[EXERCISE MATERIAL]:
○ ○ ○

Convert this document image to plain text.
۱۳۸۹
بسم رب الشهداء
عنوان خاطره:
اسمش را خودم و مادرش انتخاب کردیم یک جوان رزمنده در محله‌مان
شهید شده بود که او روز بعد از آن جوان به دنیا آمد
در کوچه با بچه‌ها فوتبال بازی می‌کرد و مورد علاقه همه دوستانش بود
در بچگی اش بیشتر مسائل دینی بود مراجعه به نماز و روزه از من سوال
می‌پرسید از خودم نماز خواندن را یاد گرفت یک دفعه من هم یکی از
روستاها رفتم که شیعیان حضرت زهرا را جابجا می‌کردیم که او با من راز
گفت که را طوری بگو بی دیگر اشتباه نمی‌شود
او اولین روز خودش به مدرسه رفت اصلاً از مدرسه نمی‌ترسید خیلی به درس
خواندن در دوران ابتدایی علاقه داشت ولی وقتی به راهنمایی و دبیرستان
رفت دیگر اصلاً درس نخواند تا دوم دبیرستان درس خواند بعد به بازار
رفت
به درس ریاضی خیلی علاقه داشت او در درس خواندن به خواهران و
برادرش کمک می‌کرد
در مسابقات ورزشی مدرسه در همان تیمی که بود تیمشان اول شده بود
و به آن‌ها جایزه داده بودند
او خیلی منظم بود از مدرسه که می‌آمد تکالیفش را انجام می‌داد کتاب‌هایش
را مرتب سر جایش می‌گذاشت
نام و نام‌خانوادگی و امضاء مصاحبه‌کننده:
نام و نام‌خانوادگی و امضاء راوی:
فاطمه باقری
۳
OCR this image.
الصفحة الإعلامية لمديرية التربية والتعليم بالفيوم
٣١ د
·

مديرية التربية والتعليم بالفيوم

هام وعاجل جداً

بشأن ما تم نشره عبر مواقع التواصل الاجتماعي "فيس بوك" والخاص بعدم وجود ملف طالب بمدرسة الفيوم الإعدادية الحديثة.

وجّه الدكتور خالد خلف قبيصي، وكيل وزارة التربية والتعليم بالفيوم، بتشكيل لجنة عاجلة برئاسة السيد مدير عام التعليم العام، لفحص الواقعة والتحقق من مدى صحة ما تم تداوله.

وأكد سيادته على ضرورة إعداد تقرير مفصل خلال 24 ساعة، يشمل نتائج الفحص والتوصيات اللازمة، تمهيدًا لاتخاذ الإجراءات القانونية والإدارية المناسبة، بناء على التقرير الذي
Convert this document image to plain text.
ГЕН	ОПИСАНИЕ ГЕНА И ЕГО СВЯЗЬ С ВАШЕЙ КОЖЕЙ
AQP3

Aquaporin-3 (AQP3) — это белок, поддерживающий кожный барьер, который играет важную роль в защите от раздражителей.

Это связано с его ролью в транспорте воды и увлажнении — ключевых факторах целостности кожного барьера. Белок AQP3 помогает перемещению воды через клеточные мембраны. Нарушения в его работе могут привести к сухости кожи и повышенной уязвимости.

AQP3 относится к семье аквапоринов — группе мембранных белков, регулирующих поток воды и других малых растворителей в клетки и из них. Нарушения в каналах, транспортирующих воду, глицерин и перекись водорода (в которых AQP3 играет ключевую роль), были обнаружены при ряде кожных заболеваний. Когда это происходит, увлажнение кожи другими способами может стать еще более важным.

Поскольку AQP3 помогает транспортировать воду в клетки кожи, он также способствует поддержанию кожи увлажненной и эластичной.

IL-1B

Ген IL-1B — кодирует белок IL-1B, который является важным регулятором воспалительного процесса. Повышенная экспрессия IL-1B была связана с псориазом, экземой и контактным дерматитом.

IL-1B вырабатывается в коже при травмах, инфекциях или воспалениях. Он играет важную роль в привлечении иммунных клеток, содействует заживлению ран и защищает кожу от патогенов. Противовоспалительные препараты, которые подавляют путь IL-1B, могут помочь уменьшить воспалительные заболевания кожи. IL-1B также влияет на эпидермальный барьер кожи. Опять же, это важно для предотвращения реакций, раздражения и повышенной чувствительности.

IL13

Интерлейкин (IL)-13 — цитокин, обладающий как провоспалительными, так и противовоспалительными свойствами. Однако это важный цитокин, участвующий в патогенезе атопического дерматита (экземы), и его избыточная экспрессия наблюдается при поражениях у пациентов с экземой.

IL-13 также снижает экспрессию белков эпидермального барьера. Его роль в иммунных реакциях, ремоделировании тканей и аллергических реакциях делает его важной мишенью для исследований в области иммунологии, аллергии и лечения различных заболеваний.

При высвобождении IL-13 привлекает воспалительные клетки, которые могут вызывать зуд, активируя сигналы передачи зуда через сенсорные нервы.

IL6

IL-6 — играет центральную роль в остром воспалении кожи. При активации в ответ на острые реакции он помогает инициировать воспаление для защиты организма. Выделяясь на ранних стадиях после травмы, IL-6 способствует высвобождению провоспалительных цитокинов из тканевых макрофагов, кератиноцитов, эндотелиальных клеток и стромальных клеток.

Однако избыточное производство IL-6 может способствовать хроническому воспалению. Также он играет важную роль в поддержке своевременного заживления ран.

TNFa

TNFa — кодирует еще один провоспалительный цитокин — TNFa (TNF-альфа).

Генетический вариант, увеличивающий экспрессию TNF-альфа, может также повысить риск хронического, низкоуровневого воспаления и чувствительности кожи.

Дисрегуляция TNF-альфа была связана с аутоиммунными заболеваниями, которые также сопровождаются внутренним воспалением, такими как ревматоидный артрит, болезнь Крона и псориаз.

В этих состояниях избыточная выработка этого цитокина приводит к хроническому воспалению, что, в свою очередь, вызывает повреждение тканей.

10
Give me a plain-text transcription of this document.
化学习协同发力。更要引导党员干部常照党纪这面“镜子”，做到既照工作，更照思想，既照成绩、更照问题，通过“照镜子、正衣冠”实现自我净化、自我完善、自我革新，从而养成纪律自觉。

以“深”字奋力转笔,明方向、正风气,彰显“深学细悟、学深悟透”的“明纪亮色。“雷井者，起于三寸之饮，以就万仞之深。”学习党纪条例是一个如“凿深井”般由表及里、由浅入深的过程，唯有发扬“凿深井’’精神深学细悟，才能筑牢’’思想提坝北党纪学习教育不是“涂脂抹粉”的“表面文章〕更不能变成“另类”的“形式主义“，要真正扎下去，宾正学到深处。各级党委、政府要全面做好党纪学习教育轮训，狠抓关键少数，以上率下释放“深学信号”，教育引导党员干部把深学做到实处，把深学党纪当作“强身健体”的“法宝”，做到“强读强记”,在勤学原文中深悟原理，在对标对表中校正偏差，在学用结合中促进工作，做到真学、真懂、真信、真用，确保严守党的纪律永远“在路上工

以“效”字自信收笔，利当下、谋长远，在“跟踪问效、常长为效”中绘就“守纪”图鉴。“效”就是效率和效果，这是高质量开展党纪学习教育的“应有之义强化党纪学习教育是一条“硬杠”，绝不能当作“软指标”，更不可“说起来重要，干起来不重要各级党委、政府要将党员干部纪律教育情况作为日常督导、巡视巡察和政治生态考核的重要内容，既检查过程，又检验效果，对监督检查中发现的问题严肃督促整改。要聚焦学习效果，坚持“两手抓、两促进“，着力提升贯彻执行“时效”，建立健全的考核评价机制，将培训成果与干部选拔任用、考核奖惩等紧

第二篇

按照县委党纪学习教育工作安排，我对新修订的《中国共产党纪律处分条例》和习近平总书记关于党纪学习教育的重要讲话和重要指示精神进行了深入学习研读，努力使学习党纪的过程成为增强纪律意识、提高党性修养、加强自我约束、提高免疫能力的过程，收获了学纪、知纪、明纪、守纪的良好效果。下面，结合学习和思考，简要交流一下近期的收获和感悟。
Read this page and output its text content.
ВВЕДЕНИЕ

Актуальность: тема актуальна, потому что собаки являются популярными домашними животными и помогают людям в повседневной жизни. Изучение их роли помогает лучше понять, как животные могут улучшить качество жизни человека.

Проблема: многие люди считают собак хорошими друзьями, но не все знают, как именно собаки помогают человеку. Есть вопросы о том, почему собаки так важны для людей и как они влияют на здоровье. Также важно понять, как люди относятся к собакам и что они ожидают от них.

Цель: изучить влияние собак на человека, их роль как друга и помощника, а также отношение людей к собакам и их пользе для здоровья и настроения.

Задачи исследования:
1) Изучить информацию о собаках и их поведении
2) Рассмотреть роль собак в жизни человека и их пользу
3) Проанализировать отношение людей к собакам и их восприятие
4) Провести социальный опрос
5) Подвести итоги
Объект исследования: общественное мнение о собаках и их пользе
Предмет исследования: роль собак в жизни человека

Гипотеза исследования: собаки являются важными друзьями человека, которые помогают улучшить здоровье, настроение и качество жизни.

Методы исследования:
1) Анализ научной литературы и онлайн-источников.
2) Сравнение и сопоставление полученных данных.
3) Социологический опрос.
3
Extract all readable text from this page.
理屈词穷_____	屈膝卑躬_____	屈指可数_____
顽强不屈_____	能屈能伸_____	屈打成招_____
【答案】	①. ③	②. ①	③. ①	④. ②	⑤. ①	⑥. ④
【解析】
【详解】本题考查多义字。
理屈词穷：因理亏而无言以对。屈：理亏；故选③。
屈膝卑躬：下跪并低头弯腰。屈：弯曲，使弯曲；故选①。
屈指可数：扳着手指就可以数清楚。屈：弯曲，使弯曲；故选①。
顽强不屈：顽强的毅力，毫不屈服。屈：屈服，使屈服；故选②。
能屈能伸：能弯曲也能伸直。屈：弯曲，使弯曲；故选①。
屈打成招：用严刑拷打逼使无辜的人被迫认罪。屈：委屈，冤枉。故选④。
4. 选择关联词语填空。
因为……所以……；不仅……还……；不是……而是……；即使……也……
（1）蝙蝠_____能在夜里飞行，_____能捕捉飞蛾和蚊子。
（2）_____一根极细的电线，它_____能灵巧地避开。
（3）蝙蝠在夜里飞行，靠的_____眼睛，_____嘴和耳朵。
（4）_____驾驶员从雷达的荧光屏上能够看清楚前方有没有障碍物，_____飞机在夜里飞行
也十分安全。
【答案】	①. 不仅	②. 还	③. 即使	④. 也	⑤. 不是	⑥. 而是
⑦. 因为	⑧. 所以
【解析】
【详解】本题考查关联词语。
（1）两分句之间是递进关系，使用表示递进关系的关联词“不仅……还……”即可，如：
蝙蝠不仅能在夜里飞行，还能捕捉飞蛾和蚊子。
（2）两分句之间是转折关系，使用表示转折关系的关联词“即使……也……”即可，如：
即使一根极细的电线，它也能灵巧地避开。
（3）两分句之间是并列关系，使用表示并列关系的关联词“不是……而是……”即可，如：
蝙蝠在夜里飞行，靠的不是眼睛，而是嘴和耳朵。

○ ○ ○

[YOUR TASK]: Your answer should be a single number: the count of lines in these records that hold the string "воды".

[RESULT OF THE EXERCISE]: 2